Exercise details ▸ Report only the number of lines in this material that include "text".

□ □ □ □

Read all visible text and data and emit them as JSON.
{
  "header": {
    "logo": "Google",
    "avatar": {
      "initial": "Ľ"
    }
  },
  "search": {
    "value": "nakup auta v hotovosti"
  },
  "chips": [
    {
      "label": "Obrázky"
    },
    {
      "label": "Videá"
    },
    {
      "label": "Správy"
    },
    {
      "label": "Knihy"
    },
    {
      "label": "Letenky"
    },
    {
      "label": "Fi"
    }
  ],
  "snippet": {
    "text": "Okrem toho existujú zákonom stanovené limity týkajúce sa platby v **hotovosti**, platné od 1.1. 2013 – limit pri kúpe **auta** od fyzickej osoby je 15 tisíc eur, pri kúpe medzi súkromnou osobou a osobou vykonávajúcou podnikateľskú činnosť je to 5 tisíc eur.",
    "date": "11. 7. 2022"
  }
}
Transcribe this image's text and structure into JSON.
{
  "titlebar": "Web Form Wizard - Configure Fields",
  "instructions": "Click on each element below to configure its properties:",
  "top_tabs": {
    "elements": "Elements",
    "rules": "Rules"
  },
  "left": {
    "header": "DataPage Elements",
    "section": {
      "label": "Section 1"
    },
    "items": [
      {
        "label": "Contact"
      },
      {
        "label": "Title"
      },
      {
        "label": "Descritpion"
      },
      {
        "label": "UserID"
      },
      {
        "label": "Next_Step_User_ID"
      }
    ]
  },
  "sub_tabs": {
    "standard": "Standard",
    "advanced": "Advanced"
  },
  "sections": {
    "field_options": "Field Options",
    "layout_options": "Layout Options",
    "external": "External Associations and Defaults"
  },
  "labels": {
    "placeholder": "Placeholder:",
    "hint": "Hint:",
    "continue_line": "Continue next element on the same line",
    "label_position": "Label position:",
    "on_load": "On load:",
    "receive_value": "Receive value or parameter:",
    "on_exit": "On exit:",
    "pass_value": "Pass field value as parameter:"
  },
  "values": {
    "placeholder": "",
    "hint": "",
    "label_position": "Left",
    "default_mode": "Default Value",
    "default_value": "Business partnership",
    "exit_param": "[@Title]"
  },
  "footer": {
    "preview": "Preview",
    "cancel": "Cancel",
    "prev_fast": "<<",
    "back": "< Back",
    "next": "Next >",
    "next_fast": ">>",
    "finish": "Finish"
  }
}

□ □ □ □

Task output ▸ 3